### Records for the exercise
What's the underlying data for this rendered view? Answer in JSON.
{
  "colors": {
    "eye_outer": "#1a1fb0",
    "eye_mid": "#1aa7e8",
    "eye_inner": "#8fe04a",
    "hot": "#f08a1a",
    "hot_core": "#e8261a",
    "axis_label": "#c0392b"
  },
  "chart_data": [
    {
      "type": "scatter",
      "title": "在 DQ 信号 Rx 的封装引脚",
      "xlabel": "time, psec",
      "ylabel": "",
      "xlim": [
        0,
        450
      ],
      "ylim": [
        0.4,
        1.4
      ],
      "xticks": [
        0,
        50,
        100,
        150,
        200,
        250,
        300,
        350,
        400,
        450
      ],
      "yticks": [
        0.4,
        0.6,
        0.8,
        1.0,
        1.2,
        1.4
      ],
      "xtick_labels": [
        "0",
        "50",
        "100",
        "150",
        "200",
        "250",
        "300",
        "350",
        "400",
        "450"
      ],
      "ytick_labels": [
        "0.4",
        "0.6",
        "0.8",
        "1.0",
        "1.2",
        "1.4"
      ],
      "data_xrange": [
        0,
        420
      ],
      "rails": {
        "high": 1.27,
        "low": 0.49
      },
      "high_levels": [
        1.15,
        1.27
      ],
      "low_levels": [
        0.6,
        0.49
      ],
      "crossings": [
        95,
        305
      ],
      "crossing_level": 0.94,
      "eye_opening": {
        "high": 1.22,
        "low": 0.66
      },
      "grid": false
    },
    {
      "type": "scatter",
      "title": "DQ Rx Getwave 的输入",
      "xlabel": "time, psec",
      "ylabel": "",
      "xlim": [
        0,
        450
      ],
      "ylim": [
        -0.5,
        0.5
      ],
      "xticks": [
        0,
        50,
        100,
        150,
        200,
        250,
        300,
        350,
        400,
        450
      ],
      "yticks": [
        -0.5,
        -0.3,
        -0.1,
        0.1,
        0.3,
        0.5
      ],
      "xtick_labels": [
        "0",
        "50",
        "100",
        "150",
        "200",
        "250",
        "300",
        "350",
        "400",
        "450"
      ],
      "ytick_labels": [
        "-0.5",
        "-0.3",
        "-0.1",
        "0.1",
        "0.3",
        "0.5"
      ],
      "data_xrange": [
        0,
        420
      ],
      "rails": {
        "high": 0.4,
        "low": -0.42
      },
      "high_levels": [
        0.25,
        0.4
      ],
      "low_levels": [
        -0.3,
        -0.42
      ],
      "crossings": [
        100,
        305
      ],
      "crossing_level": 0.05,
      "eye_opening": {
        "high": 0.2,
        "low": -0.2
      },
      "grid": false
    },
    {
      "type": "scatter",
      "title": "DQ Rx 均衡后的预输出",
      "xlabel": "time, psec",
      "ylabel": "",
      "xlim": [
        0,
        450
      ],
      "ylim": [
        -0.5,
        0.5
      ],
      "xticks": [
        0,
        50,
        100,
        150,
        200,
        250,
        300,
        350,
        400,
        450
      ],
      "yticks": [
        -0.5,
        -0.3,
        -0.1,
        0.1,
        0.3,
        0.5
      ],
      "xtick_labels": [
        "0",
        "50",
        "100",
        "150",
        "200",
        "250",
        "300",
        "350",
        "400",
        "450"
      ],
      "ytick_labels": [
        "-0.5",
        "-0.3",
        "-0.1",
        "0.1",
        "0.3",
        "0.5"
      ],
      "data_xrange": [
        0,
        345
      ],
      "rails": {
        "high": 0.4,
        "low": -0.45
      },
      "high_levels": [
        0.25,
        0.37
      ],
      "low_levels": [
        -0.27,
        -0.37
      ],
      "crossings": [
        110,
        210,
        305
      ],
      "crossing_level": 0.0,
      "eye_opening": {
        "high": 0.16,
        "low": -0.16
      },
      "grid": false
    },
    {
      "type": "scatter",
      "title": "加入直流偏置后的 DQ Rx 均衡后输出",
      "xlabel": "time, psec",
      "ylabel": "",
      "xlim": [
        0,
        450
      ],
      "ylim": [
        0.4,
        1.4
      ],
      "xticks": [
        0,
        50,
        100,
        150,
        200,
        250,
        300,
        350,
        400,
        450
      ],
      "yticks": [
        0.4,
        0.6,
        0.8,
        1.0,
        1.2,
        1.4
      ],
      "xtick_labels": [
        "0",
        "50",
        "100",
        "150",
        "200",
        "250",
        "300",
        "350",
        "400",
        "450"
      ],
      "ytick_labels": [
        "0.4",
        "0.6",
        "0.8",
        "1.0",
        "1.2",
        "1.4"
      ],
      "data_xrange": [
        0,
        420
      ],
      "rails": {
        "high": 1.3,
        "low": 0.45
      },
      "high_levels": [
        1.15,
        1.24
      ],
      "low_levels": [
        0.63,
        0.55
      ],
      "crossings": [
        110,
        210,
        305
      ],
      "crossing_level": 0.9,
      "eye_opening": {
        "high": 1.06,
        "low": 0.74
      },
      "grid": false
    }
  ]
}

### Task to carry out
Copy out the whole listing exactly.

### Exercise solution
What's the underlying data for this rendered view? Answer in JSON.
{
  "colors": {
    "eye_outer": "#1a1fb0",
    "eye_mid": "#1aa7e8",
    "eye_inner": "#8fe04a",
    "hot": "#f08a1a",
    "hot_core": "#e8261a",
    "axis_label": "#c0392b"
  },
  "chart_data": [
    {
      "type": "scatter",
      "title": "在 DQ 信号 Rx 的封装引脚",
      "xlabel": "time, psec",
      "ylabel": "",
      "xlim": [
        0,
        450
      ],
      "ylim": [
        0.4,
        1.4
      ],
      "xticks": [
        0,
        50,
        100,
        150,
        200,
        250,
        300,
        350,
        400,
        450
      ],
      "yticks": [
        0.4,
        0.6,
        0.8,
        1.0,
        1.2,
        1.4
      ],
      "xtick_labels": [
        "0",
        "50",
        "100",
        "150",
        "200",
        "250",
        "300",
        "350",
        "400",
        "450"
      ],
      "ytick_labels": [
        "0.4",
        "0.6",
        "0.8",
        "1.0",
        "1.2",
        "1.4"
      ],
      "data_xrange": [
        0,
        420
      ],
      "rails": {
        "high": 1.27,
        "low": 0.49
      },
      "high_levels": [
        1.15,
        1.27
      ],
      "low_levels": [
        0.6,
        0.49
      ],
      "crossings": [
        95,
        305
      ],
      "crossing_level": 0.94,
      "eye_opening": {
        "high": 1.22,
        "low": 0.66
      },
      "grid": false
    },
    {
      "type": "scatter",
      "title": "DQ Rx Getwave 的输入",
      "xlabel": "time, psec",
      "ylabel": "",
      "xlim": [
        0,
        450
      ],
      "ylim": [
        -0.5,
        0.5
      ],
      "xticks": [
        0,
        50,
        100,
        150,
        200,
        250,
        300,
        350,
        400,
        450
      ],
      "yticks": [
        -0.5,
        -0.3,
        -0.1,
        0.1,
        0.3,
        0.5
      ],
      "xtick_labels": [
        "0",
        "50",
        "100",
        "150",
        "200",
        "250",
        "300",
        "350",
        "400",
        "450"
      ],
      "ytick_labels": [
        "-0.5",
        "-0.3",
        "-0.1",
        "0.1",
        "0.3",
        "0.5"
      ],
      "data_xrange": [
        0,
        420
      ],
      "rails": {
        "high": 0.4,
        "low": -0.42
      },
      "high_levels": [
        0.25,
        0.4
      ],
      "low_levels": [
        -0.3,
        -0.42
      ],
      "crossings": [
        100,
        305
      ],
      "crossing_level": 0.05,
      "eye_opening": {
        "high": 0.2,
        "low": -0.2
      },
      "grid": false
    },
    {
      "type": "scatter",
      "title": "DQ Rx 均衡后的预输出",
      "xlabel": "time, psec",
      "ylabel": "",
      "xlim": [
        0,
        450
      ],
      "ylim": [
        -0.5,
        0.5
      ],
      "xticks": [
        0,
        50,
        100,
        150,
        200,
        250,
        300,
        350,
        400,
        450
      ],
      "yticks": [
        -0.5,
        -0.3,
        -0.1,
        0.1,
        0.3,
        0.5
      ],
      "xtick_labels": [
        "0",
        "50",
        "100",
        "150",
        "200",
        "250",
        "300",
        "350",
        "400",
        "450"
      ],
      "ytick_labels": [
        "-0.5",
        "-0.3",
        "-0.1",
        "0.1",
        "0.3",
        "0.5"
      ],
      "data_xrange": [
        0,
        345
      ],
      "rails": {
        "high": 0.4,
        "low": -0.45
      },
      "high_levels": [
        0.25,
        0.37
      ],
      "low_levels": [
        -0.27,
        -0.37
      ],
      "crossings": [
        110,
        210,
        305
      ],
      "crossing_level": 0.0,
      "eye_opening": {
        "high": 0.16,
        "low": -0.16
      },
      "grid": false
    },
    {
      "type": "scatter",
      "title": "加入直流偏置后的 DQ Rx 均衡后输出",
      "xlabel": "time, psec",
      "ylabel": "",
      "xlim": [
        0,
        450
      ],
      "ylim": [
        0.4,
        1.4
      ],
      "xticks": [
        0,
        50,
        100,
        150,
        200,
        250,
        300,
        350,
        400,
        450
      ],
      "yticks": [
        0.4,
        0.6,
        0.8,
        1.0,
        1.2,
        1.4
      ],
      "xtick_labels": [
        "0",
        "50",
        "100",
        "150",
        "200",
        "250",
        "300",
        "350",
        "400",
        "450"
      ],
      "ytick_labels": [
        "0.4",
        "0.6",
        "0.8",
        "1.0",
        "1.2",
        "1.4"
      ],
      "data_xrange": [
        0,
        420
      ],
      "rails": {
        "high": 1.3,
        "low": 0.45
      },
      "high_levels": [
        1.15,
        1.24
      ],
      "low_levels": [
        0.63,
        0.55
      ],
      "crossings": [
        110,
        210,
        305
      ],
      "crossing_level": 0.9,
      "eye_opening": {
        "high": 1.06,
        "low": 0.74
      },
      "grid": false
    }
  ]
}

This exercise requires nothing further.